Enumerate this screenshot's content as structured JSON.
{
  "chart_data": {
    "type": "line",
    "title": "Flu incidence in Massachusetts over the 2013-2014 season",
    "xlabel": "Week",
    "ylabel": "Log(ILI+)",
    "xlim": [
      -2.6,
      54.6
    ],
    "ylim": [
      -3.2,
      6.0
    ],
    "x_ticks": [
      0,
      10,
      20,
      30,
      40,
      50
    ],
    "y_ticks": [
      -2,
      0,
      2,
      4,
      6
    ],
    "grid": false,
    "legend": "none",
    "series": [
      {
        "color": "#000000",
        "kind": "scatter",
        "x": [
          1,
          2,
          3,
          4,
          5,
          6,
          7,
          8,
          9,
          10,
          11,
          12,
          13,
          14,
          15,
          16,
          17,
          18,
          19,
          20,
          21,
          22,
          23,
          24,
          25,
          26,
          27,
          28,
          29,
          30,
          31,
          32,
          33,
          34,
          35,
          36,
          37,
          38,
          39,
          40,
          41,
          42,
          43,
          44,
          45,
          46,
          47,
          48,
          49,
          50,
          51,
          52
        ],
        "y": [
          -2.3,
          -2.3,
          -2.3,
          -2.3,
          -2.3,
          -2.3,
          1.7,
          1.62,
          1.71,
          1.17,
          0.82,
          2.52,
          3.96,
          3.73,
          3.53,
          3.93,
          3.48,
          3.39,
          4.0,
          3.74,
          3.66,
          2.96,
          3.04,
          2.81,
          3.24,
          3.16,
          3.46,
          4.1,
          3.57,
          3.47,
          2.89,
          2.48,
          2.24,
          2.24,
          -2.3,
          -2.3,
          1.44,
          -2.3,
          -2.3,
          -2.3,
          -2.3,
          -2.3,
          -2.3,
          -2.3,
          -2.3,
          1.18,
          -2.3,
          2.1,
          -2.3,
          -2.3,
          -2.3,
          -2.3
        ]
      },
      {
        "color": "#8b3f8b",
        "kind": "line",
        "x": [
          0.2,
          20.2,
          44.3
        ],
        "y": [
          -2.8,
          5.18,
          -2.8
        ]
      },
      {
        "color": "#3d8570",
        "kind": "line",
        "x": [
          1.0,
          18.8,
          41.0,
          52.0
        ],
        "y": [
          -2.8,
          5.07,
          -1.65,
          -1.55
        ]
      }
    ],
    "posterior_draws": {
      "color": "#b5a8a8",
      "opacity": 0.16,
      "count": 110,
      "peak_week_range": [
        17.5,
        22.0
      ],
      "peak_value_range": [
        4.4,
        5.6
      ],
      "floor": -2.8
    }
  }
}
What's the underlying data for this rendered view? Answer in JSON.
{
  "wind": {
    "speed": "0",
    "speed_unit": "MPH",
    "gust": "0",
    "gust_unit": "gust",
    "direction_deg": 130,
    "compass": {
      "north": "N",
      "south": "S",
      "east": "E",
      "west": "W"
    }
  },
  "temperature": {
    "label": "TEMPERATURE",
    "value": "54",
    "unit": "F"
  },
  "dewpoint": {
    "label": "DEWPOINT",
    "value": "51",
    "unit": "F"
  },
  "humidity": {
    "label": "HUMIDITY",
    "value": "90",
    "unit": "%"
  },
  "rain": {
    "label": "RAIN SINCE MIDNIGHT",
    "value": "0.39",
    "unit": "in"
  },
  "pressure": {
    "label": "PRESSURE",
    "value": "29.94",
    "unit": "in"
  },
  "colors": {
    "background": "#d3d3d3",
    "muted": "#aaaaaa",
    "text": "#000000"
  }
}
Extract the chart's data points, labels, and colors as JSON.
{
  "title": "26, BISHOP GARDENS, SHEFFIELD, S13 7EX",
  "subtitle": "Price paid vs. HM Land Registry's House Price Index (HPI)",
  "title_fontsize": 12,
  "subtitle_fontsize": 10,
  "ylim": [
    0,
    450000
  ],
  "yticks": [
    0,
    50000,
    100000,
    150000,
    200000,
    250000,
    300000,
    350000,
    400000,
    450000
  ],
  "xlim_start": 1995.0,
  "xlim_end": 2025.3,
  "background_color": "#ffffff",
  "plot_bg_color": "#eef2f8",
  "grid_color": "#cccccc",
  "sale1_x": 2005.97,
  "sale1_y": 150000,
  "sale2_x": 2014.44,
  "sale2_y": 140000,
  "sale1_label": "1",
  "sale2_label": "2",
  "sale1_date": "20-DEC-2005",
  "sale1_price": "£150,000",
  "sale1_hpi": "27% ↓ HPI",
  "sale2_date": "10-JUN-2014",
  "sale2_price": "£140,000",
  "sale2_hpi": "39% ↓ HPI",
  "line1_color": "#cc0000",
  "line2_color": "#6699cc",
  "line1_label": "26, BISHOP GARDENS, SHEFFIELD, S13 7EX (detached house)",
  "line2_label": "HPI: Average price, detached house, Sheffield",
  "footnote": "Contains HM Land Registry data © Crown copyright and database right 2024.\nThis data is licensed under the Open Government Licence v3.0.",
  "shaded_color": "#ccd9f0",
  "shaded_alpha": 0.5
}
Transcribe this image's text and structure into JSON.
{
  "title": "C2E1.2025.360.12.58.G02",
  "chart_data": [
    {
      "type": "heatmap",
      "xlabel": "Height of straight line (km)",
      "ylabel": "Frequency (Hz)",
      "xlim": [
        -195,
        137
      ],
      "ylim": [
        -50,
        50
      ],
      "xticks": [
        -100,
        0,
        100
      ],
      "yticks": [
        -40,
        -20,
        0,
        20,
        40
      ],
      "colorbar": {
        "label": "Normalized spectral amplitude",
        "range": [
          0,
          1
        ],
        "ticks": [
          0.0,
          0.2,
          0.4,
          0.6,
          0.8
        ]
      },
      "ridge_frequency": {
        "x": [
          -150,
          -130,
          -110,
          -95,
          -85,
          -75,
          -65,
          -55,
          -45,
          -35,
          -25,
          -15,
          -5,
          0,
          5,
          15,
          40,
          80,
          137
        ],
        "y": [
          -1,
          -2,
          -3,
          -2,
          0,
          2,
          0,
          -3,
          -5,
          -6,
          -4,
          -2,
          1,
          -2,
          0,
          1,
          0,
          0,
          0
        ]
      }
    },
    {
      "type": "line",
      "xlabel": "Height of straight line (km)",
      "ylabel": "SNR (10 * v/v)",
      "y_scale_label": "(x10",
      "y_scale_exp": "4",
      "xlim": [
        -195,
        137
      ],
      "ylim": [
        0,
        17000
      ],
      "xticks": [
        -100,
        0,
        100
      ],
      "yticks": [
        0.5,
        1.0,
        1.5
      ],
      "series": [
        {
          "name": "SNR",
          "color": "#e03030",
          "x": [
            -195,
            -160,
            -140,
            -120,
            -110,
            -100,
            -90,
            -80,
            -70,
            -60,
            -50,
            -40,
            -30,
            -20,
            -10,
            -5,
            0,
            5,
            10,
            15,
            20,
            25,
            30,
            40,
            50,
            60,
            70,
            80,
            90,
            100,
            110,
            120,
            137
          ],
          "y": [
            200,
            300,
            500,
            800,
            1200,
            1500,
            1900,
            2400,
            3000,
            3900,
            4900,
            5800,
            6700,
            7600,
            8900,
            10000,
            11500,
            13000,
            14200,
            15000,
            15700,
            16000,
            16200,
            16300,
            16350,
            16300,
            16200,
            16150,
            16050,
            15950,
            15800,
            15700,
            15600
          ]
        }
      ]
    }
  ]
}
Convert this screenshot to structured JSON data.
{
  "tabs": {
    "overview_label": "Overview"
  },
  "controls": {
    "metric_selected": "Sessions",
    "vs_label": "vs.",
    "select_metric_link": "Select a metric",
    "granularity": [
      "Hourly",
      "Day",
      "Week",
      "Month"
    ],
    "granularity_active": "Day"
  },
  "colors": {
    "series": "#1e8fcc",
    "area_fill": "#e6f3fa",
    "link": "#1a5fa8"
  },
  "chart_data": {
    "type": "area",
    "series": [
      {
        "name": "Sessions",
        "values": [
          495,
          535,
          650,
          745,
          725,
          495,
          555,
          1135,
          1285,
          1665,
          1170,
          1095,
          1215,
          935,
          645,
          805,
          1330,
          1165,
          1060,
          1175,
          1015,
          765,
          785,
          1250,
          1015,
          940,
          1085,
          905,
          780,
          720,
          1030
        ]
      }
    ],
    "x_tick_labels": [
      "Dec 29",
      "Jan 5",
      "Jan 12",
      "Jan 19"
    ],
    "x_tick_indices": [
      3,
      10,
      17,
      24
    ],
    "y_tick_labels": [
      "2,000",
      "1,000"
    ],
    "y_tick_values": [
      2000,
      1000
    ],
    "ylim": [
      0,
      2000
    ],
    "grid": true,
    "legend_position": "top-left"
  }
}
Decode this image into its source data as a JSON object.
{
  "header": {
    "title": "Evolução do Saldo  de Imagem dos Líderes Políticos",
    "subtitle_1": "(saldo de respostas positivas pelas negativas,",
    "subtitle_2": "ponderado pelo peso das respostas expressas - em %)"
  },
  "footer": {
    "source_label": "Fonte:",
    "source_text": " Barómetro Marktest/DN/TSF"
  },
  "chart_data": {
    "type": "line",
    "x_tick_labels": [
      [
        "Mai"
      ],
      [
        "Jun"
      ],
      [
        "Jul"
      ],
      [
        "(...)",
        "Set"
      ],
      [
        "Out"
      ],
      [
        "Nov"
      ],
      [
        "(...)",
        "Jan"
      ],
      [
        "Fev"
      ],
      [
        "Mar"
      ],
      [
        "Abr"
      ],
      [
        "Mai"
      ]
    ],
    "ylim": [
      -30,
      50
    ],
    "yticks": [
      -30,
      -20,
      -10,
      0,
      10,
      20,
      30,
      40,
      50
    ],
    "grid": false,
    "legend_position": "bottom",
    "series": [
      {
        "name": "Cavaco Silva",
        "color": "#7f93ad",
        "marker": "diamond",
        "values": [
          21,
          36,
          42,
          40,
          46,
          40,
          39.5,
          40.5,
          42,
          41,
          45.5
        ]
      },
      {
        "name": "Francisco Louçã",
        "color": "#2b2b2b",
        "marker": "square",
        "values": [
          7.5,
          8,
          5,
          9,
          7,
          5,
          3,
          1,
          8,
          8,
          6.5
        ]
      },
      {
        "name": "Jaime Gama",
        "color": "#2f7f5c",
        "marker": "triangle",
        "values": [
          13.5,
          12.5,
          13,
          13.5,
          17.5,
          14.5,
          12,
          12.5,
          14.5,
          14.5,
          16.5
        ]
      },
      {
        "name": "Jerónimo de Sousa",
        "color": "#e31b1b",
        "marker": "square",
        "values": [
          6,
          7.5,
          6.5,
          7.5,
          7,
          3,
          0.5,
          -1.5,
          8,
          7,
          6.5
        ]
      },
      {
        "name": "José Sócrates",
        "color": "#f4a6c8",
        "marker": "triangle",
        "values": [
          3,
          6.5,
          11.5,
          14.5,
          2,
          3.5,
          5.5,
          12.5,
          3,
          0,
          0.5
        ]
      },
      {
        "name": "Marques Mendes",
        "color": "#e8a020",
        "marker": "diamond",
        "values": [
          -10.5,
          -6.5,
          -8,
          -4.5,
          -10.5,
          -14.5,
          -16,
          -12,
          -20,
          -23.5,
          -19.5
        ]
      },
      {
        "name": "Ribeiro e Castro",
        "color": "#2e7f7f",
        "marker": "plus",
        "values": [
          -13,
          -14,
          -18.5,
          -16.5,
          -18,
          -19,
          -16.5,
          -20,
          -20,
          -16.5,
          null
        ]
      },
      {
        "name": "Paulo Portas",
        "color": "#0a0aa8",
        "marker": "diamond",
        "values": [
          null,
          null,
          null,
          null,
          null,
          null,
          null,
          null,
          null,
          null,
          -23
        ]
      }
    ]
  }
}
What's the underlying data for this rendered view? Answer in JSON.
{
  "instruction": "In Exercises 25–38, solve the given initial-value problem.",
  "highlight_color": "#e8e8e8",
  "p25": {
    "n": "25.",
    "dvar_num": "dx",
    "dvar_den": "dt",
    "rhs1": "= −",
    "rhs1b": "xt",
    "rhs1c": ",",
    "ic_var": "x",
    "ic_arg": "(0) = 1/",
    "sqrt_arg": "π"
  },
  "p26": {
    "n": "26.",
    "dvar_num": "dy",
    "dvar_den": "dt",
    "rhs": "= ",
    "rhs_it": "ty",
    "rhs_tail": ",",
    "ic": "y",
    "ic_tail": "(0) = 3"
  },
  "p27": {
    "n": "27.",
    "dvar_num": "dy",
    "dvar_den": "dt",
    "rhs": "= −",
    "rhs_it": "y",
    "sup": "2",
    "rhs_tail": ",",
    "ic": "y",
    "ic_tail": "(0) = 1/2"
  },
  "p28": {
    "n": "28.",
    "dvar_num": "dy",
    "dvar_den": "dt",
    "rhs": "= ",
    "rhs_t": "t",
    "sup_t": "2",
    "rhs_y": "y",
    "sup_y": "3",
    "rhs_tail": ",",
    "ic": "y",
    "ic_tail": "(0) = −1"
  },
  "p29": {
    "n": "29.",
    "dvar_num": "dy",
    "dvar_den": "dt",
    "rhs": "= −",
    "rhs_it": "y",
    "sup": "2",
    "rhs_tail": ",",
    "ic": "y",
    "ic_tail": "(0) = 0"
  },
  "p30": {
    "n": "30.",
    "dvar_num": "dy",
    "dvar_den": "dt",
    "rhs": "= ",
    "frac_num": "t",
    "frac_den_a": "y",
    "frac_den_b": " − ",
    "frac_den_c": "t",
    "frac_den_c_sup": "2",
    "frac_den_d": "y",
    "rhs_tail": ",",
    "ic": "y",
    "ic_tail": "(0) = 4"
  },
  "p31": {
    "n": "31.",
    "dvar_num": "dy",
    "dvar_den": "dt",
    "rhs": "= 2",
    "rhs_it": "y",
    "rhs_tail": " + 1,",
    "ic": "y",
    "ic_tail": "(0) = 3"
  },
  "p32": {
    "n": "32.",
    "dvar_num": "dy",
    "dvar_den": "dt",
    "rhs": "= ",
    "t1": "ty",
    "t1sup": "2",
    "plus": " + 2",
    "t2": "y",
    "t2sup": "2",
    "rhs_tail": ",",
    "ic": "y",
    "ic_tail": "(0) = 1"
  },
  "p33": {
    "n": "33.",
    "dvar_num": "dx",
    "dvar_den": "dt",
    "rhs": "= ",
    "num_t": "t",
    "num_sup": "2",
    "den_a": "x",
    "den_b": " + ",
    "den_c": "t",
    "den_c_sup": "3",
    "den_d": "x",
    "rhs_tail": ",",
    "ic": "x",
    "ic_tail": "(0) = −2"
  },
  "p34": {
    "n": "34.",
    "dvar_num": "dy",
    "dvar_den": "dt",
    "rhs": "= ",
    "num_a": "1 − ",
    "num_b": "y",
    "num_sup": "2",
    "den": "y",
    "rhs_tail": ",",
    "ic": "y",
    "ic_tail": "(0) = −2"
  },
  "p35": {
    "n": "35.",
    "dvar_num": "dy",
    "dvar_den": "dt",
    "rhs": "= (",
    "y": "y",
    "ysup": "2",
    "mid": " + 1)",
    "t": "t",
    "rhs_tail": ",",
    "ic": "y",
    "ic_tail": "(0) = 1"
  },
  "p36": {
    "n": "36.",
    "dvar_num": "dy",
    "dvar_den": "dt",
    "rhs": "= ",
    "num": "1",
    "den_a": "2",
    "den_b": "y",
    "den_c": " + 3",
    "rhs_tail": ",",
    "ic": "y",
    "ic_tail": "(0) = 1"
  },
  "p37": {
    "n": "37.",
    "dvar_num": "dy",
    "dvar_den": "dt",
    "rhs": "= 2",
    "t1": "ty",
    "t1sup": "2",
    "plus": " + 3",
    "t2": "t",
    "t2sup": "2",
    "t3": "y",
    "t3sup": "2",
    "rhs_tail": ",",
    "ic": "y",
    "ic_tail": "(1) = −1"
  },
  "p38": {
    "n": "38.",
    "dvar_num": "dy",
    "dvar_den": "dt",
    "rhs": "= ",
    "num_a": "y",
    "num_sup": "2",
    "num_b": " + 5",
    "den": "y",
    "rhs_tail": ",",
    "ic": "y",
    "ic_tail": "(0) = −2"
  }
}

§

Stated task
Copy each line above containing the string "ylabel".

Task output
    "ylabel": "Log(ILI+)",
      "ylabel": "Frequency (Hz)",
      "ylabel": "SNR (10 * v/v)",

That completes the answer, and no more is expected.